Farouk Ismail, founding member of Gardens of Peace. Farouk Ismail, founding member of Gardens of Peace.

Despite both parties agreeing the development would be an inappropriate use of the green belt and the overall size of the site increased, policy lists cemeteries as a permitted exception.

The planning inspectorate concluded on Monday that the development would safeguard the countryside from encroachment and remain essentially rural in character and appearance.

“It’s good news,” said Gardens of Peace founding member Farouk Ismail.

“I don’t like upsetting anyone from any community.

“I like community cohesion and we are going to do our very best to make everyone happy. That is what’s important.”

The proposals for the land at Oak Farm, Maylands Fields, Harold Wood, generated fierce debate on social media.

Commenting on Facebook, Dave Wackett said: “[I} do not agree with this, as I think most people in the area. It is a traffic black spot which would be made far worst if this was to be given the go ahead.”

But Kimberley Fraser added: “It’s best they do something with that field because all it is now is a great big patch of land that travellers like to try and get on, or eco warriors as there was recently.

“I don’t see what the objections are to the Gardens of Peace other then just racism.”

Sylvie Williams responded: “It is not racist to be concerned about your garden flooding and the amount of traffic that it will cause in the overcrowded roads in that area.”

* [Task requirements]:
#1 Decide whether each statement agrees with the Gardens of Peace article, answering yes or no and quoting the deciding words: (a) The planning inspectorate concluded that the development would remain essentially rural in character and appearance. (b) Both parties agreed that the development would be an appropriate use of the green belt. (c) Policy lists cemeteries as a permitted exception.
#2 Write out the stretch of the Gardens of Peace article from "Commenting on Facebook, Dave" through "there was recently.".
#3 According to the Gardens of Peace article, where is the land covered by the proposals?
The lines that follow are separate material, unconnected to the Gardens of Peace article.

* [Data extract]:
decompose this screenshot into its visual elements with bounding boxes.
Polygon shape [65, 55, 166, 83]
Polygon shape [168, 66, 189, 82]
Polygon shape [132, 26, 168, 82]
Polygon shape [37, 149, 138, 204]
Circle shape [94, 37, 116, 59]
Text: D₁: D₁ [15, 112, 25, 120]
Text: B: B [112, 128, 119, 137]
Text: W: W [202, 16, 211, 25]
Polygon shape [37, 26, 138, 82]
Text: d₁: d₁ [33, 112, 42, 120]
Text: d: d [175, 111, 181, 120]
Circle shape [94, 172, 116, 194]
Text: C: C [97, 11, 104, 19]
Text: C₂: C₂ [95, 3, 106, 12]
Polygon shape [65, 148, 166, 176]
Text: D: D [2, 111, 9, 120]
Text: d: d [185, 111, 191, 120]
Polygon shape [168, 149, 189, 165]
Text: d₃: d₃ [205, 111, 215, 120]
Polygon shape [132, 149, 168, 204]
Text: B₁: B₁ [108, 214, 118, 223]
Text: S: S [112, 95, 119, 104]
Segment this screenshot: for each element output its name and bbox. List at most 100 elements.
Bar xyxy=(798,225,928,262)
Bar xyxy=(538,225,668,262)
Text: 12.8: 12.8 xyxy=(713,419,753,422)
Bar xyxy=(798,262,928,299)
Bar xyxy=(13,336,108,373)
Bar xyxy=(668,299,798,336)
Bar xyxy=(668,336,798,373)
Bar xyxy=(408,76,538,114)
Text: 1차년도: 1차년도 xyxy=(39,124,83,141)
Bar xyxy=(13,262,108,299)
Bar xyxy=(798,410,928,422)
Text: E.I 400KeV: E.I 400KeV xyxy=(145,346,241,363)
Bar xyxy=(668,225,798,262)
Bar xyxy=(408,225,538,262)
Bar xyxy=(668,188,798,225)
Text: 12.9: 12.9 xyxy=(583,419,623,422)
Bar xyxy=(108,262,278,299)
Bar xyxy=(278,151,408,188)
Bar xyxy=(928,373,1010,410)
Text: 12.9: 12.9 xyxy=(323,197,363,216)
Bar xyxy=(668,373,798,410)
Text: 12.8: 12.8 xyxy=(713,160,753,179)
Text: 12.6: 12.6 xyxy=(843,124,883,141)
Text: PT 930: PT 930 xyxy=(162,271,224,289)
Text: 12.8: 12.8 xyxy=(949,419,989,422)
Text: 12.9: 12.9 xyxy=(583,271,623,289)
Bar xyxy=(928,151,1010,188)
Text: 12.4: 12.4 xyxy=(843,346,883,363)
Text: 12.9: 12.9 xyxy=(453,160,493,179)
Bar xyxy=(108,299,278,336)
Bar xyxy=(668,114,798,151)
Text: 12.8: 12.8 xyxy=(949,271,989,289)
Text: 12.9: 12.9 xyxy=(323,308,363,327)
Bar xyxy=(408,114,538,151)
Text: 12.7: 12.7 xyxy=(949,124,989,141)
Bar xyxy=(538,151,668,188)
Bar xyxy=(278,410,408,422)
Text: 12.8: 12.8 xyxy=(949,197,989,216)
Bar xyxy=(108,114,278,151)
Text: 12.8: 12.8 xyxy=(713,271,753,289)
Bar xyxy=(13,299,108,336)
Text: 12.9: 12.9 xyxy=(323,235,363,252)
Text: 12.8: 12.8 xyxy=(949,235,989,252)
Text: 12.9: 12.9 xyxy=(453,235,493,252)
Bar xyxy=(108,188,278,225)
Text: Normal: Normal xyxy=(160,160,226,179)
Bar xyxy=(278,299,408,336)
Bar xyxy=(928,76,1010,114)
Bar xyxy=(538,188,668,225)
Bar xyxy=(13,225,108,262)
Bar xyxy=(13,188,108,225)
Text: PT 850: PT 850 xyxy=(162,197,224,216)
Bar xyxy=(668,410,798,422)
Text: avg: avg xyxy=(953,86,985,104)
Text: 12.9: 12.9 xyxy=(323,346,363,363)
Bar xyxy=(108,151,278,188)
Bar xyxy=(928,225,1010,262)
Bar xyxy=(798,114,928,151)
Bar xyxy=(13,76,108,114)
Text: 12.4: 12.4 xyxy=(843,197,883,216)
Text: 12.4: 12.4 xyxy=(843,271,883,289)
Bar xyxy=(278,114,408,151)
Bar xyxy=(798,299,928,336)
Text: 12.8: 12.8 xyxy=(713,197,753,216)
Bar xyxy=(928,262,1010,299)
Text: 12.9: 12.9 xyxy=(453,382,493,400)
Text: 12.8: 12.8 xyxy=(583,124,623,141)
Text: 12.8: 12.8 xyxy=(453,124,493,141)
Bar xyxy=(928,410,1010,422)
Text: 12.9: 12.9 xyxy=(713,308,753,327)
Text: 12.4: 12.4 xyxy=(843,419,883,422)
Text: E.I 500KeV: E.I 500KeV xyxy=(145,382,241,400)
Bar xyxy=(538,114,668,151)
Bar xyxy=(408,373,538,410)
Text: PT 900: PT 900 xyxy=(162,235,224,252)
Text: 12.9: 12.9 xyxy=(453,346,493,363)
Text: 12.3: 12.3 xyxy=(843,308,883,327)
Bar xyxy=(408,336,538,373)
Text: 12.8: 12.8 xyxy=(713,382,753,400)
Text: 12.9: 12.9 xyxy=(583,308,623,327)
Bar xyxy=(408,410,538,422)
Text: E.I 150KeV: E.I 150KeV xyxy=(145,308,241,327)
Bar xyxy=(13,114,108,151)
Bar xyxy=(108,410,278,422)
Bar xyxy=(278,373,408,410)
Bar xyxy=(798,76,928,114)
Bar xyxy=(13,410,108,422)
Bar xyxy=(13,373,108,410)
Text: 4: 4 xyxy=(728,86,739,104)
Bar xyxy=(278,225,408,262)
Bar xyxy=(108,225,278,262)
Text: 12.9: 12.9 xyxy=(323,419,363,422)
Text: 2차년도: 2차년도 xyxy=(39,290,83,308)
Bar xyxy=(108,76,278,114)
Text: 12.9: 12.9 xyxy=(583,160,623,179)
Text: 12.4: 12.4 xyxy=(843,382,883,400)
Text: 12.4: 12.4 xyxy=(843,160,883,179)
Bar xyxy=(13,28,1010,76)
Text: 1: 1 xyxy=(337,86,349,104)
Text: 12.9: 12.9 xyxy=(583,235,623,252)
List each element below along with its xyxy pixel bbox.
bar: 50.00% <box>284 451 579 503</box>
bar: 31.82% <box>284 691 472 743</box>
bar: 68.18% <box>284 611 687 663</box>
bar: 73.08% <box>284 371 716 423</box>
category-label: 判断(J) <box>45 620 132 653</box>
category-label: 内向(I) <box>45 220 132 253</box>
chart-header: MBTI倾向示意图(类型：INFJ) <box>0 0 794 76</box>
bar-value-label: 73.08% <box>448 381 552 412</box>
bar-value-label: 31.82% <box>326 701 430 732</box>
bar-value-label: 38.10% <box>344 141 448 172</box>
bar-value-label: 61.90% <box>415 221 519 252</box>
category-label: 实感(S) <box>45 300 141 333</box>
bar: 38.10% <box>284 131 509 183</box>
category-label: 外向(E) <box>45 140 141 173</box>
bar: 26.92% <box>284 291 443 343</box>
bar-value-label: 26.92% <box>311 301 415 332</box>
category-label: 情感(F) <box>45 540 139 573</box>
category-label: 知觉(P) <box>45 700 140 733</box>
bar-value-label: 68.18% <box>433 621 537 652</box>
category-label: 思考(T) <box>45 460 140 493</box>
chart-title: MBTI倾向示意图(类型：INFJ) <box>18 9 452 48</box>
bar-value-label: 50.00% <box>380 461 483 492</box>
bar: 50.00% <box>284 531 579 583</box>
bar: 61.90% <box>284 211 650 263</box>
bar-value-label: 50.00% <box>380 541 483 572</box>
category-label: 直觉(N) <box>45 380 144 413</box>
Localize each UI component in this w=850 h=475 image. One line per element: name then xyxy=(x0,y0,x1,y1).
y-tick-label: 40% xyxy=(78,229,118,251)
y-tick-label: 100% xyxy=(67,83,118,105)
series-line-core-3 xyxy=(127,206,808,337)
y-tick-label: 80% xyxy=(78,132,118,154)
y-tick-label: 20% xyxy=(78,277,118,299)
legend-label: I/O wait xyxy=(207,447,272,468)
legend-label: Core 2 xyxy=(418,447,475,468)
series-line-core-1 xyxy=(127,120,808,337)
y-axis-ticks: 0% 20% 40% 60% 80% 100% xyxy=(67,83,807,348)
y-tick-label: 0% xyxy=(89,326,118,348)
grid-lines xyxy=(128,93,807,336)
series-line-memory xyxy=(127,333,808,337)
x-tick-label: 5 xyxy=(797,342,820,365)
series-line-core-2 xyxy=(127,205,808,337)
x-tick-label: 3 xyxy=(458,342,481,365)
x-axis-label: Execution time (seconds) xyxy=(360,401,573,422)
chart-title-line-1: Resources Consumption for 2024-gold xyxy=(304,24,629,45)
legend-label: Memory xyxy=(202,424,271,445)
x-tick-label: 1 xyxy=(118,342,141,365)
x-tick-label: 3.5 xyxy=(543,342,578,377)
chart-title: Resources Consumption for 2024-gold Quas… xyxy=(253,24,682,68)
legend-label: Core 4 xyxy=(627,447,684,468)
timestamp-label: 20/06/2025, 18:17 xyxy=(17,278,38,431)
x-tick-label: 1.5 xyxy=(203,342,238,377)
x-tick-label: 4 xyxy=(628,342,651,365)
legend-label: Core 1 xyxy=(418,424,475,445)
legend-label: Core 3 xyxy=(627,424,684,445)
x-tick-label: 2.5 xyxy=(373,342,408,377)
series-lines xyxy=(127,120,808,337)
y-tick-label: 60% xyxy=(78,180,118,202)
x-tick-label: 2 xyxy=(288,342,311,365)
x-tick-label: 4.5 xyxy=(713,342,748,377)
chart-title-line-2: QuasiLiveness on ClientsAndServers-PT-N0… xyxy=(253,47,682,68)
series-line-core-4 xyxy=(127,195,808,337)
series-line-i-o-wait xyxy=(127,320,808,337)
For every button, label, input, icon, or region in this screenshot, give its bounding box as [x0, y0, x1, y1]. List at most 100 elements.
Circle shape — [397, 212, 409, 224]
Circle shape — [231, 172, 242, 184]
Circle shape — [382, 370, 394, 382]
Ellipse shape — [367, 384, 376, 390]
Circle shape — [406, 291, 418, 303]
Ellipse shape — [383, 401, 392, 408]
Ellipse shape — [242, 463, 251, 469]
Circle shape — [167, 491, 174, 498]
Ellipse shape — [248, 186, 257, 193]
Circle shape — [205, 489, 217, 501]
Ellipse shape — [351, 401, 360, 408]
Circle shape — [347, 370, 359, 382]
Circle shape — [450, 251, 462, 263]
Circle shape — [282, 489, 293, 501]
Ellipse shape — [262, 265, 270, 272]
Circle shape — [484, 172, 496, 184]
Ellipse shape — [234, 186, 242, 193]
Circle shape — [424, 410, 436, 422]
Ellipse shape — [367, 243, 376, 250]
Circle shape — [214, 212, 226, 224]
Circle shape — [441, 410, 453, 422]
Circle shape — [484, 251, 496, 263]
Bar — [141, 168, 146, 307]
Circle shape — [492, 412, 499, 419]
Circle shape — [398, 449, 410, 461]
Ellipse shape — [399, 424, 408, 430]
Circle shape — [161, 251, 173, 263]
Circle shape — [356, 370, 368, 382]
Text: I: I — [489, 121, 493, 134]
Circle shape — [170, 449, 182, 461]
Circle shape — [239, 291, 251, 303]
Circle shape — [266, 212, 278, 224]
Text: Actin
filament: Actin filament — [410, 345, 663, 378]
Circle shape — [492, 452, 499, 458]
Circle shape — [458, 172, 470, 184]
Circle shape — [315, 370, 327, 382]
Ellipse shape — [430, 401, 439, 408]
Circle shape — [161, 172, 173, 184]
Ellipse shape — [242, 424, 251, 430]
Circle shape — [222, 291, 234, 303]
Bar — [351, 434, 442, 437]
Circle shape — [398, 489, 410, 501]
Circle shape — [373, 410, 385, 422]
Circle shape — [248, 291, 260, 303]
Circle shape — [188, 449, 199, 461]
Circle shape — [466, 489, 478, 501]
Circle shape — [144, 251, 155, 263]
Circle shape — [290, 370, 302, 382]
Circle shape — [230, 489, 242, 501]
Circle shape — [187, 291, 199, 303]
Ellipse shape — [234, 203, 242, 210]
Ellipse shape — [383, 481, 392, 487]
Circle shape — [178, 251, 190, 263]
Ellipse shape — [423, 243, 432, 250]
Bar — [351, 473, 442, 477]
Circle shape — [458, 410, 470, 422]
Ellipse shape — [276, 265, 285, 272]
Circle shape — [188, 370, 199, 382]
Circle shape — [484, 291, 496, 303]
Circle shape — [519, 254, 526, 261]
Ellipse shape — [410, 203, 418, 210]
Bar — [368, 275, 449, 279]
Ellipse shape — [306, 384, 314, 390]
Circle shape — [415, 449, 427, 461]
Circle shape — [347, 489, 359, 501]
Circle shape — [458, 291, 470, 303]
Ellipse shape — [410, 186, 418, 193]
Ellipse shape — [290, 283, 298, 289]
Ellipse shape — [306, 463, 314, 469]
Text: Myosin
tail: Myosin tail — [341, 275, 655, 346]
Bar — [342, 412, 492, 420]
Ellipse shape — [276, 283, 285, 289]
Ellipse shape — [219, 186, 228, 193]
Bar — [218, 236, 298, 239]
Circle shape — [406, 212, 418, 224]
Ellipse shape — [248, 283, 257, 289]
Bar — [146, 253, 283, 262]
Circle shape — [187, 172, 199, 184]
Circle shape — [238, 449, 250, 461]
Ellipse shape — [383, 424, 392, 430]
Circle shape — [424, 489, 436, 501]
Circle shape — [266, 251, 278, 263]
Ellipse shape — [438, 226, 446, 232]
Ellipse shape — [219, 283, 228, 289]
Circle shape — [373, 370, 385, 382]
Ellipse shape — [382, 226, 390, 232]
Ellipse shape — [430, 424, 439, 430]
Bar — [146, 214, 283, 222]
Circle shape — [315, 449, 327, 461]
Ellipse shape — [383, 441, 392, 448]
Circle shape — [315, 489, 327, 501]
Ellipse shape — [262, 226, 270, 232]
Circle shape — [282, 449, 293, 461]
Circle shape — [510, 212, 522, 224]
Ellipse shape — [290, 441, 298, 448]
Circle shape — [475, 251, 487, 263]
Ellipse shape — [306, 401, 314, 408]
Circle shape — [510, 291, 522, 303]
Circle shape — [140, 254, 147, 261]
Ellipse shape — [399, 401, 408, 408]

* [Answers to each task]:
#1
(a) Yes: "remain essentially rural in character and appearance"
(b) No: "Despite both parties agreeing the development would be an inappropriate use of the green belt"
(c) Yes: "policy lists cemeteries as a permitted exception"

#2
Commenting on Facebook, Dave Wackett said: “[I} do not agree with this, as I think most people in the area. It is a traffic black spot which would be made far worst if this was to be given the go ahead.”

But Kimberley Fraser added: “It’s best they do something with that field because all it is now is a great big patch of land that travellers like to try and get on, or eco warriors as there was recently.

#3 At Oak Farm, Maylands Fields, Harold Wood.